Stored dataset items
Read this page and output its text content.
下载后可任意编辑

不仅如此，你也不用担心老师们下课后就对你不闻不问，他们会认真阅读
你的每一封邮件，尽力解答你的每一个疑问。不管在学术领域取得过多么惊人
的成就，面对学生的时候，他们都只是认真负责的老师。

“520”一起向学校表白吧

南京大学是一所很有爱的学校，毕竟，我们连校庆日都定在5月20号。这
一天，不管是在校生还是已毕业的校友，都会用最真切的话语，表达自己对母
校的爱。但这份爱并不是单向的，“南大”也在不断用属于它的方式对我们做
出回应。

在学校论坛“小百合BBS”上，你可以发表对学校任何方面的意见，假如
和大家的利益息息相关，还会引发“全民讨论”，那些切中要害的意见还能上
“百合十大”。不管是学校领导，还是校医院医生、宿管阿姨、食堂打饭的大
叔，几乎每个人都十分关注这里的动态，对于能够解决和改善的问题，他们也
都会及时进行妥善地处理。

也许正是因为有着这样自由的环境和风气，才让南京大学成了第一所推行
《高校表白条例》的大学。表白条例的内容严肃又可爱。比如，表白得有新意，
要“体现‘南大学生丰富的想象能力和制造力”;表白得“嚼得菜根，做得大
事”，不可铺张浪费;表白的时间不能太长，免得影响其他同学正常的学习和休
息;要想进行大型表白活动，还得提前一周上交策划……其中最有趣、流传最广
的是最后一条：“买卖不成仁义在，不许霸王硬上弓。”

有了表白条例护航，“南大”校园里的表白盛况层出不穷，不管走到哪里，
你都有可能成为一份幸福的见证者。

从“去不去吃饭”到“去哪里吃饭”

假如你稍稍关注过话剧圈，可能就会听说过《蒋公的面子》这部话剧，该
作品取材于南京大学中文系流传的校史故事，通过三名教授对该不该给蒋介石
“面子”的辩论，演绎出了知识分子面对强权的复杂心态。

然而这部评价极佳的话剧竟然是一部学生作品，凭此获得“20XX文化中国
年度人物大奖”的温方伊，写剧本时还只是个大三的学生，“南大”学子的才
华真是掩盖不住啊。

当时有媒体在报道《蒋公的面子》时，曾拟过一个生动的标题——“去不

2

→ **Written request**: Write down every line of the data exactly as it appears above.

→ **Response**:
Read this page and output its text content.
下载后可任意编辑

不仅如此，你也不用担心老师们下课后就对你不闻不问，他们会认真阅读
你的每一封邮件，尽力解答你的每一个疑问。不管在学术领域取得过多么惊人
的成就，面对学生的时候，他们都只是认真负责的老师。

“520”一起向学校表白吧

南京大学是一所很有爱的学校，毕竟，我们连校庆日都定在5月20号。这
一天，不管是在校生还是已毕业的校友，都会用最真切的话语，表达自己对母
校的爱。但这份爱并不是单向的，“南大”也在不断用属于它的方式对我们做
出回应。

在学校论坛“小百合BBS”上，你可以发表对学校任何方面的意见，假如
和大家的利益息息相关，还会引发“全民讨论”，那些切中要害的意见还能上
“百合十大”。不管是学校领导，还是校医院医生、宿管阿姨、食堂打饭的大
叔，几乎每个人都十分关注这里的动态，对于能够解决和改善的问题，他们也
都会及时进行妥善地处理。

也许正是因为有着这样自由的环境和风气，才让南京大学成了第一所推行
《高校表白条例》的大学。表白条例的内容严肃又可爱。比如，表白得有新意，
要“体现‘南大学生丰富的想象能力和制造力”;表白得“嚼得菜根，做得大
事”，不可铺张浪费;表白的时间不能太长，免得影响其他同学正常的学习和休
息;要想进行大型表白活动，还得提前一周上交策划……其中最有趣、流传最广
的是最后一条：“买卖不成仁义在，不许霸王硬上弓。”

有了表白条例护航，“南大”校园里的表白盛况层出不穷，不管走到哪里，
你都有可能成为一份幸福的见证者。

从“去不去吃饭”到“去哪里吃饭”

假如你稍稍关注过话剧圈，可能就会听说过《蒋公的面子》这部话剧，该
作品取材于南京大学中文系流传的校史故事，通过三名教授对该不该给蒋介石
“面子”的辩论，演绎出了知识分子面对强权的复杂心态。

然而这部评价极佳的话剧竟然是一部学生作品，凭此获得“20XX文化中国
年度人物大奖”的温方伊，写剧本时还只是个大三的学生，“南大”学子的才
华真是掩盖不住啊。

当时有媒体在报道《蒋公的面子》时，曾拟过一个生动的标题——“去不

2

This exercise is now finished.